TEXT PASSAGE:

Argento: The Black Cat (1990)

With Opera, Dario Argento hit the height of his powers – it was impossible to imagine him crystallising or apotheosising the giallo genre in a more complete way. Accordingly, his next project was an effort to cross over into the American mainstream horror market. To some extent, Argento had already attempted this, in Phenomena, which paired classic giallo cues with a more mainstream 80s horror sensibility. But The Black Cat was the first of his films to feature an all-American cast, rather than his more typical American-Italian hybrid dubfest, as well as the first of his films to be shot entirely on location in America. Moreover, at only an hour in length, it was originally designed to form a quarter of a horror anthology compendium that would also include John Carpenter, George A. Romero and Stephen King, thereby cementing Argento as a legitimate heir of the American tradition. In the end, Carpenter and King pulled out, meaning that The Black Cat was packaged with Romero’s offering, The Facts in the Case of Mr. Valdemar, for a two hour cinematic double feature entitled Two Evil Eyes.

EXERCISE MATERIALS:
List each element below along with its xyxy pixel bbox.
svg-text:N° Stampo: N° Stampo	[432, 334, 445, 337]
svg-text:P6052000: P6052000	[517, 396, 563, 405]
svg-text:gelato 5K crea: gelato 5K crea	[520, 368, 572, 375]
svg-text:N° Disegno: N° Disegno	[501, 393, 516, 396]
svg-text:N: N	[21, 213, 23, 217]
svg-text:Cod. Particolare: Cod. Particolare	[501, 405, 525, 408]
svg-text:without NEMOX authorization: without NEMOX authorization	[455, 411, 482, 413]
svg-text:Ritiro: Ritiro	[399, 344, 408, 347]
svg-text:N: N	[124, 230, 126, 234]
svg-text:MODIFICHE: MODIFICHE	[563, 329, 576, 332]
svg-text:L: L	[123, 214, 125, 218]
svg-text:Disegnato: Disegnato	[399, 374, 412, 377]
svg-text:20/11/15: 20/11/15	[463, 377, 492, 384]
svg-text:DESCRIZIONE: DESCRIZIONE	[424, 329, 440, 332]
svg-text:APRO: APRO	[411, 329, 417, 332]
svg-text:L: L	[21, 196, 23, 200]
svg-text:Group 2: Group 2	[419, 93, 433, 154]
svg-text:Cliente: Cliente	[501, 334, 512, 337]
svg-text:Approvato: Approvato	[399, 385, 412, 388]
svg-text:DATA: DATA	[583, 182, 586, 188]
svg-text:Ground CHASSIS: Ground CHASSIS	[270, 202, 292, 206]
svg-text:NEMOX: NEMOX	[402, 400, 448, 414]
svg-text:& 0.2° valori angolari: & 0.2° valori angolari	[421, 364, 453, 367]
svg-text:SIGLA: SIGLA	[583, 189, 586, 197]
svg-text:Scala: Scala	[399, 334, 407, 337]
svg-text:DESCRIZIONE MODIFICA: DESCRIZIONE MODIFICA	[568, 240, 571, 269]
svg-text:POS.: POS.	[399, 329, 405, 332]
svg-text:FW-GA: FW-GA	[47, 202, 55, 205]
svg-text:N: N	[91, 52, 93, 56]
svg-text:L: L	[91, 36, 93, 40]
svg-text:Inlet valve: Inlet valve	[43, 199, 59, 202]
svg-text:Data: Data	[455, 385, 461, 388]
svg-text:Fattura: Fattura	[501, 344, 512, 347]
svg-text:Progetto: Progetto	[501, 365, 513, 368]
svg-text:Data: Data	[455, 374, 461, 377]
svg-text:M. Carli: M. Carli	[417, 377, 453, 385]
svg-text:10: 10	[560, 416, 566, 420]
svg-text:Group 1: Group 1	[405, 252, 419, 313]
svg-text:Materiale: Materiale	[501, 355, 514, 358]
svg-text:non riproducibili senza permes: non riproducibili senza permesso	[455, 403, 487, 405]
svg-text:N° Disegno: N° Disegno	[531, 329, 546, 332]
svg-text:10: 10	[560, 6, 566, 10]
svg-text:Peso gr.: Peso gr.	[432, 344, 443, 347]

TASKS TO CARRY OUT:
A: Tally the rows that contain the string "DESCRIZIONE" and give only the count.
B: Take the passage on Dario Argento's The Black Cat further, picking up right after its final sentence.

THE REPLIES:
A: 2

B:
As the title suggests, The Black Cat is an inspired mashup of the work of Edgar Allen Poe, featuring nods in the direction of the titular tale along with “The Pit and the Pendulum” and “The Fall of the House of Usher.” Harvey Keitel plays Rod Usher, a crime scene photographer who is peculiarly unfazed by the atrocities he witnesses on a daily basis but immediately haunted by the black cat that belongs to his girlfriend Annabel, played by Madeleine Potter. While it may be unusual to see Argento operating within this more mainstream milieu, he picks up right where he left off in both Phenomena and Opera. In his serial killer thrillers of the 70s and early 80s, Argento became increasingly fascinated with abstracted gazes and voices that became continuous with the camera apparatus itself. In fact, beyond a certain point, his killers were often little more than these disembodied eyes and mouths that evoked a new image regime in late capitalist culture. By the time Argento arrived at the mid-80s, he was searching for ever more extravagant ways to evoke this alien sight and sound. One of his solutions was animal perception – and this is where the link to Phenomena and Opera comes in. Where Phenomena was inflected through the compound eyes of insects and Opera was mediated through the mobile gaze of birds, The Black Cat turns to the feline world to capture this uneasy sense of a gaze that has transcended human coordinates to observe us from afar.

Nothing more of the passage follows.